Chart and figure data:

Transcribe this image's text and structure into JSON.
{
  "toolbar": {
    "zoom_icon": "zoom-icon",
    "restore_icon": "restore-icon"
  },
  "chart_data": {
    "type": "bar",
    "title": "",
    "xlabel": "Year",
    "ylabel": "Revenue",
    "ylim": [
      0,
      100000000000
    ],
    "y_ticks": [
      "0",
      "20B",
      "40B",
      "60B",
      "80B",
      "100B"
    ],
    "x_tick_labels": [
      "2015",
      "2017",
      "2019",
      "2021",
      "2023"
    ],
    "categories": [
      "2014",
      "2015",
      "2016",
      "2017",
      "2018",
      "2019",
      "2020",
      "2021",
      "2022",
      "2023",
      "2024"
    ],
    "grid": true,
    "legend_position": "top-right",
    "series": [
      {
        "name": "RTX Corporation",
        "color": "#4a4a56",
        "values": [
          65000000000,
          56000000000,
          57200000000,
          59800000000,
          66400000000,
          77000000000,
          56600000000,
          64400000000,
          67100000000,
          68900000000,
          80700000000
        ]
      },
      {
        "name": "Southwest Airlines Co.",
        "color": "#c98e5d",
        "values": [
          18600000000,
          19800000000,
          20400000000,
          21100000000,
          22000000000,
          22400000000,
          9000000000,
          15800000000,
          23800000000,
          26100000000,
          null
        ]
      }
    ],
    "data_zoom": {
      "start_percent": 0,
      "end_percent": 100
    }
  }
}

== Problem statement ==
Above are several records. Count the lines among them that contain "name" and give only the total.

== Result of this exercise ==
2